• [What to do]: In the material below, find each line holding the string "plan" and copy it.

• [Data shown]:
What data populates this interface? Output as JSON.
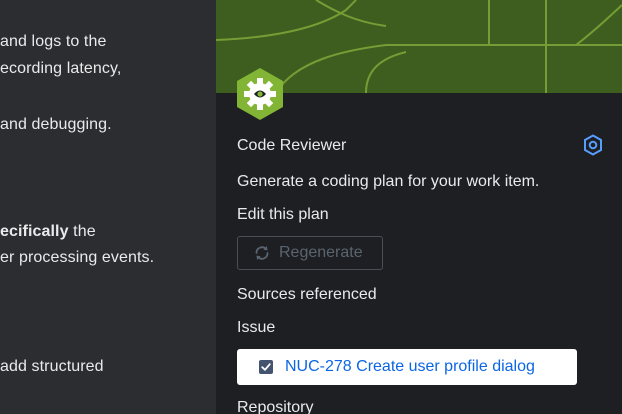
{
  "editor": {
    "lines": [
      "and logs to the",
      "ecording latency,",
      "and debugging.",
      "ecifically",
      " the",
      "er processing events.",
      "add structured"
    ]
  },
  "panel": {
    "agent_name": "Code Reviewer",
    "description": "Generate a coding plan for your work item.",
    "edit_plan_label": "Edit this plan",
    "regenerate_label": "Regenerate",
    "sources_heading": "Sources referenced",
    "issue_heading": "Issue",
    "issue_link": "NUC-278 Create user profile dialog",
    "repository_heading": "Repository"
  },
  "icons": {
    "settings": "settings-icon",
    "regenerate": "refresh-icon",
    "issue_type": "task-checkbox-icon",
    "agent": "agent-gear-eye-icon"
  },
  "colors": {
    "banner": "#3d5e1e",
    "avatar": "#82b536",
    "link": "#0c66e4",
    "settings_icon": "#579dff"
  }
}
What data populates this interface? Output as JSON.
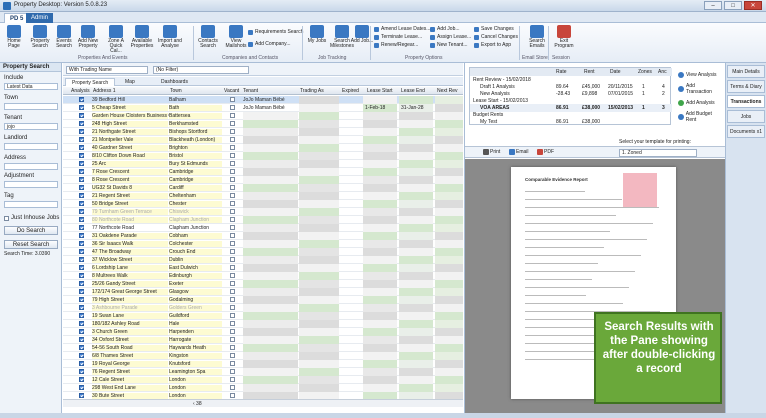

• [Correct result]:
    "description": "Generate a coding plan for your work item.",
    "edit_plan_label": "Edit this plan",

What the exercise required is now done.